Provide an exact reproduction of every entry.
— Begin —
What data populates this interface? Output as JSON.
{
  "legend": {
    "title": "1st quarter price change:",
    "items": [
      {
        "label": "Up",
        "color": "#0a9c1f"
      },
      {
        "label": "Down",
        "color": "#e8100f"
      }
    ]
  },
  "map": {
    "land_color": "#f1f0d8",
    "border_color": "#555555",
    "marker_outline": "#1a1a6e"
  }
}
— End —
**Reply**
What data populates this interface? Output as JSON.
{
  "legend": {
    "title": "1st quarter price change:",
    "items": [
      {
        "label": "Up",
        "color": "#0a9c1f"
      },
      {
        "label": "Down",
        "color": "#e8100f"
      }
    ]
  },
  "map": {
    "land_color": "#f1f0d8",
    "border_color": "#555555",
    "marker_outline": "#1a1a6e"
  }
}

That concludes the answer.